• [Problem statement]: Please write out the records from the very first line up to and including the line containing "legend-label: 其他非物流业务 [429, 256, 506, 269]", keeping every character unchanged.

• [Raw data]:
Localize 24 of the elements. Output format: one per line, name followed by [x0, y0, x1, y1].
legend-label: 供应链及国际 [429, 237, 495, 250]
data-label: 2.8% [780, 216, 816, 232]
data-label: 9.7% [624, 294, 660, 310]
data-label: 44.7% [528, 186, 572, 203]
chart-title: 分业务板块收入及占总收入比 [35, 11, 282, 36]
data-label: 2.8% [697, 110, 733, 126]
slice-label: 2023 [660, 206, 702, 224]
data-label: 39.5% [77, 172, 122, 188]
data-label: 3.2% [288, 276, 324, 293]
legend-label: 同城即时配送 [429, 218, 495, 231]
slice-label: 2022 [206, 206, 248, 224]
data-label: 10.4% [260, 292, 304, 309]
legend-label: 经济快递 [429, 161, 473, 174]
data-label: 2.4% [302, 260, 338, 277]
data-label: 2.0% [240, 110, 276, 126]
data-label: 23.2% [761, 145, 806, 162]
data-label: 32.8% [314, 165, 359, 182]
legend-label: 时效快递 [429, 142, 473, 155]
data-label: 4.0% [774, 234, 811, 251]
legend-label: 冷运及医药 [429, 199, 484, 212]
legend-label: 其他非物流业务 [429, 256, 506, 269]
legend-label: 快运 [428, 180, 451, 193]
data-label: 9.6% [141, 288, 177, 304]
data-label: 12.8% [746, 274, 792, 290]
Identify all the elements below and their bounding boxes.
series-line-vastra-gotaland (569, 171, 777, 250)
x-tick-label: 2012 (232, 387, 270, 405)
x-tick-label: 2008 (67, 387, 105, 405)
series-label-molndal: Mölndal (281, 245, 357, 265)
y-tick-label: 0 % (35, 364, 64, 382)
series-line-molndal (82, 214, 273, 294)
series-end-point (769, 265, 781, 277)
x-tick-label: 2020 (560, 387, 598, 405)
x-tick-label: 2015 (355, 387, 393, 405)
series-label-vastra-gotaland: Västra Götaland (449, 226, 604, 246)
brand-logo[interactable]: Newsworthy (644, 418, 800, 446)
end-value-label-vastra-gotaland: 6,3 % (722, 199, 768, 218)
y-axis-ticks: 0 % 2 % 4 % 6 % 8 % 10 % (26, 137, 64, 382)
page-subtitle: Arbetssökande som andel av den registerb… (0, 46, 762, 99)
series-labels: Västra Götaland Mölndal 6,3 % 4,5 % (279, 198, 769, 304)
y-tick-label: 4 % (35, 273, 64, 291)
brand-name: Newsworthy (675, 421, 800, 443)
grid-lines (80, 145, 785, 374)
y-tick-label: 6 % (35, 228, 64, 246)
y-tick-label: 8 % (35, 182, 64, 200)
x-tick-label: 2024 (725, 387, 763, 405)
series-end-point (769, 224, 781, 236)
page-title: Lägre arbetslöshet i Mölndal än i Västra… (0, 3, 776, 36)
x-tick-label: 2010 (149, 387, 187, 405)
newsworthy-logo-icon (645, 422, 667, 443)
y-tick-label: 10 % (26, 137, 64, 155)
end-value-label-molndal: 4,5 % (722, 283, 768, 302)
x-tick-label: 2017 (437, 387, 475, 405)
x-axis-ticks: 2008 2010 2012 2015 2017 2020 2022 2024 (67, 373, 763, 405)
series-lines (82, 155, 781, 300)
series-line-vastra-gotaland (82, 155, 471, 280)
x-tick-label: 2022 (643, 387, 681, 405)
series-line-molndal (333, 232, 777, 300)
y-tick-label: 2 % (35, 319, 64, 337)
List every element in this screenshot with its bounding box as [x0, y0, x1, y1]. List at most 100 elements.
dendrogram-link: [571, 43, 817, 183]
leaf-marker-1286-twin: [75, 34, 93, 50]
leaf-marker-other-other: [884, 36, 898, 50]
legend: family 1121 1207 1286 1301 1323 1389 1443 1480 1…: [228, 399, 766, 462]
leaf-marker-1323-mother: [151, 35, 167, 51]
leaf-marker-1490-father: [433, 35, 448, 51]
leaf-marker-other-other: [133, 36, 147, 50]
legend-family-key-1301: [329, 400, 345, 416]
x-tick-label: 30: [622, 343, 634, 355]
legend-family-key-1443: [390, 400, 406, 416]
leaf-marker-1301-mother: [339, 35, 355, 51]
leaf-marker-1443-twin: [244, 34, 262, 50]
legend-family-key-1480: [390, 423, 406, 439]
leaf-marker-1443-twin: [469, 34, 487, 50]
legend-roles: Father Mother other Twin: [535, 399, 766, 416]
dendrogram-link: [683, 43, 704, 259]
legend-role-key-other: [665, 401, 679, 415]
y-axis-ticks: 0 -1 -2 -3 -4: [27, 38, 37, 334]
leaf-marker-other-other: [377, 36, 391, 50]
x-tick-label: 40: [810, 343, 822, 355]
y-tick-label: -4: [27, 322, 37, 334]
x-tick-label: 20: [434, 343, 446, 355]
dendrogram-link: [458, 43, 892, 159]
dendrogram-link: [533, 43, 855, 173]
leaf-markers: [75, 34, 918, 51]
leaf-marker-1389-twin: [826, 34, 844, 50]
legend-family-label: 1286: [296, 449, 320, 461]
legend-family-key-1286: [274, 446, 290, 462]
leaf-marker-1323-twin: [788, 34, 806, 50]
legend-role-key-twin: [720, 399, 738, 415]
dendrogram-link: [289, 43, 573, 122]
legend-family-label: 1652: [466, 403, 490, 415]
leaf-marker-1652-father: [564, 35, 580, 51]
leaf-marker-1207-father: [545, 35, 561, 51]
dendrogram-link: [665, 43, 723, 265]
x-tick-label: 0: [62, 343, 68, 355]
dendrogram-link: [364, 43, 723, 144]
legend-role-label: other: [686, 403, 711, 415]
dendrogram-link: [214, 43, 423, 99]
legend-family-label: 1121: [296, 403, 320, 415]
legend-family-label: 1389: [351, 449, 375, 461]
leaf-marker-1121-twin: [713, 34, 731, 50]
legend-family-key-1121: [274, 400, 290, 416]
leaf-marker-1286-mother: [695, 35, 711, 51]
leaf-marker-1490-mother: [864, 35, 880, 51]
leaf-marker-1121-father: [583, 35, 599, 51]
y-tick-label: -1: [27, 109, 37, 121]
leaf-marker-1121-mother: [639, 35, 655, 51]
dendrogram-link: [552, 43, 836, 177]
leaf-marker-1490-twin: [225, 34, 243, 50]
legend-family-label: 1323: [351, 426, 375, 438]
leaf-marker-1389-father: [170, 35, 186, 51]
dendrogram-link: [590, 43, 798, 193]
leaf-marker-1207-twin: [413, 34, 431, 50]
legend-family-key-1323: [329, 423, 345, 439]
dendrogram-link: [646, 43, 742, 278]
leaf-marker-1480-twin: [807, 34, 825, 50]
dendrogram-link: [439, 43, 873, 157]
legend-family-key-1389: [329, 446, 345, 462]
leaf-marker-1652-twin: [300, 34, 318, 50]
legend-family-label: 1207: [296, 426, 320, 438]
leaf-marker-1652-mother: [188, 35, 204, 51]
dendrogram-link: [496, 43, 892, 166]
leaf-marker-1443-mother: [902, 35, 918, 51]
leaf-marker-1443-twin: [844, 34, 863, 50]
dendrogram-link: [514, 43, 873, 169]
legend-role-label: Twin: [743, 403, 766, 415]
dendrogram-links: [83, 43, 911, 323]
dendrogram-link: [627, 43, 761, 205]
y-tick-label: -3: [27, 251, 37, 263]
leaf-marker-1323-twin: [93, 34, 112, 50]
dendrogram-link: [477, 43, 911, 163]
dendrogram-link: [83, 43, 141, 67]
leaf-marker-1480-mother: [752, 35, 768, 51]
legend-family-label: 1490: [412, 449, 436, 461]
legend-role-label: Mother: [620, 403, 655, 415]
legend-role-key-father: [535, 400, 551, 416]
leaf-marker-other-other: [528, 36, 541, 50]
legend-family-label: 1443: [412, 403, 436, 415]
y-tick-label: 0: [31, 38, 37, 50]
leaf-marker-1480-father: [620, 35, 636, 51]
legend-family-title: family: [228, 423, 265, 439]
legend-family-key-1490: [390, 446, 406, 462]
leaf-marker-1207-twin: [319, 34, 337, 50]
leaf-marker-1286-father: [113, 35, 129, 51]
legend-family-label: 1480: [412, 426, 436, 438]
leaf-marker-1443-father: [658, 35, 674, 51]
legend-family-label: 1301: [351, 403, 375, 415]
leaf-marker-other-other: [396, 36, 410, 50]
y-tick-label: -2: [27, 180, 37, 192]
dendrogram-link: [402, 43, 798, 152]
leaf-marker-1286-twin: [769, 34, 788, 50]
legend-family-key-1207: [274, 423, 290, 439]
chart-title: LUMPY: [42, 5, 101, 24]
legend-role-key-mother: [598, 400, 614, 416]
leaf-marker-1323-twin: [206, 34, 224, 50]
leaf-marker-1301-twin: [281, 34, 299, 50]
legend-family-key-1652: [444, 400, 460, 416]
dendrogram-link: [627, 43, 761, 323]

• [Result]:
Localize 24 of the elements. Output format: one per line, name followed by [x0, y0, x1, y1].
legend-label: 供应链及国际 [429, 237, 495, 250]
data-label: 2.8% [780, 216, 816, 232]
data-label: 9.7% [624, 294, 660, 310]
data-label: 44.7% [528, 186, 572, 203]
chart-title: 分业务板块收入及占总收入比 [35, 11, 282, 36]
data-label: 2.8% [697, 110, 733, 126]
slice-label: 2023 [660, 206, 702, 224]
data-label: 39.5% [77, 172, 122, 188]
data-label: 3.2% [288, 276, 324, 293]
legend-label: 同城即时配送 [429, 218, 495, 231]
slice-label: 2022 [206, 206, 248, 224]
data-label: 10.4% [260, 292, 304, 309]
legend-label: 经济快递 [429, 161, 473, 174]
data-label: 2.4% [302, 260, 338, 277]
data-label: 2.0% [240, 110, 276, 126]
data-label: 23.2% [761, 145, 806, 162]
data-label: 32.8% [314, 165, 359, 182]
legend-label: 时效快递 [429, 142, 473, 155]
data-label: 4.0% [774, 234, 811, 251]
legend-label: 冷运及医药 [429, 199, 484, 212]
legend-label: 其他非物流业务 [429, 256, 506, 269]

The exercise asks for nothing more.